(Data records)
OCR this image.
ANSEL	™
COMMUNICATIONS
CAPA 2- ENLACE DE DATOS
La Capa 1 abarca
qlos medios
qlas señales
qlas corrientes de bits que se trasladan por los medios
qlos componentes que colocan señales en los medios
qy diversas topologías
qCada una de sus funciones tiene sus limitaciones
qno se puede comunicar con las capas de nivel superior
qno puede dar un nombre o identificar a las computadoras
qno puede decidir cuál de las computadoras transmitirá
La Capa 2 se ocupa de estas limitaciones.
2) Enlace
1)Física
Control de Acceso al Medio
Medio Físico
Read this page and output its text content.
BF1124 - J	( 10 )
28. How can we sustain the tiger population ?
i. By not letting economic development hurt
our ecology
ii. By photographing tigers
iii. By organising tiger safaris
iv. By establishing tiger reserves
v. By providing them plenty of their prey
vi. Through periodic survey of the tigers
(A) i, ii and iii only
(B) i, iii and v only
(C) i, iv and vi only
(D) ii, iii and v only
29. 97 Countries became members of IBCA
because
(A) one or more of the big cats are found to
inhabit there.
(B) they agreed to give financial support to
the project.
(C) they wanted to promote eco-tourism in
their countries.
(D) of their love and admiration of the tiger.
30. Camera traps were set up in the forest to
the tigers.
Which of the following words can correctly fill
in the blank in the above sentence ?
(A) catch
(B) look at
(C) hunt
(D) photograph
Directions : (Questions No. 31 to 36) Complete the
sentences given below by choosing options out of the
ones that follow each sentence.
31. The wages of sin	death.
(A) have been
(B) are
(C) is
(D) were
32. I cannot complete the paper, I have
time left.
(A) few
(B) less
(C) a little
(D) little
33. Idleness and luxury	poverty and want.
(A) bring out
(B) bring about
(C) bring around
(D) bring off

Do this: Repeat the records above in full, character for character.

Solved problem:
OCR this image.
ANSEL	™
COMMUNICATIONS
CAPA 2- ENLACE DE DATOS
La Capa 1 abarca
qlos medios
qlas señales
qlas corrientes de bits que se trasladan por los medios
qlos componentes que colocan señales en los medios
qy diversas topologías
qCada una de sus funciones tiene sus limitaciones
qno se puede comunicar con las capas de nivel superior
qno puede dar un nombre o identificar a las computadoras
qno puede decidir cuál de las computadoras transmitirá
La Capa 2 se ocupa de estas limitaciones.
2) Enlace
1)Física
Control de Acceso al Medio
Medio Físico
Read this page and output its text content.
BF1124 - J	( 10 )
28. How can we sustain the tiger population ?
i. By not letting economic development hurt
our ecology
ii. By photographing tigers
iii. By organising tiger safaris
iv. By establishing tiger reserves
v. By providing them plenty of their prey
vi. Through periodic survey of the tigers
(A) i, ii and iii only
(B) i, iii and v only
(C) i, iv and vi only
(D) ii, iii and v only
29. 97 Countries became members of IBCA
because
(A) one or more of the big cats are found to
inhabit there.
(B) they agreed to give financial support to
the project.
(C) they wanted to promote eco-tourism in
their countries.
(D) of their love and admiration of the tiger.
30. Camera traps were set up in the forest to
the tigers.
Which of the following words can correctly fill
in the blank in the above sentence ?
(A) catch
(B) look at
(C) hunt
(D) photograph
Directions : (Questions No. 31 to 36) Complete the
sentences given below by choosing options out of the
ones that follow each sentence.
31. The wages of sin	death.
(A) have been
(B) are
(C) is
(D) were
32. I cannot complete the paper, I have
time left.
(A) few
(B) less
(C) a little
(D) little
33. Idleness and luxury	poverty and want.
(A) bring out
(B) bring about
(C) bring around
(D) bring off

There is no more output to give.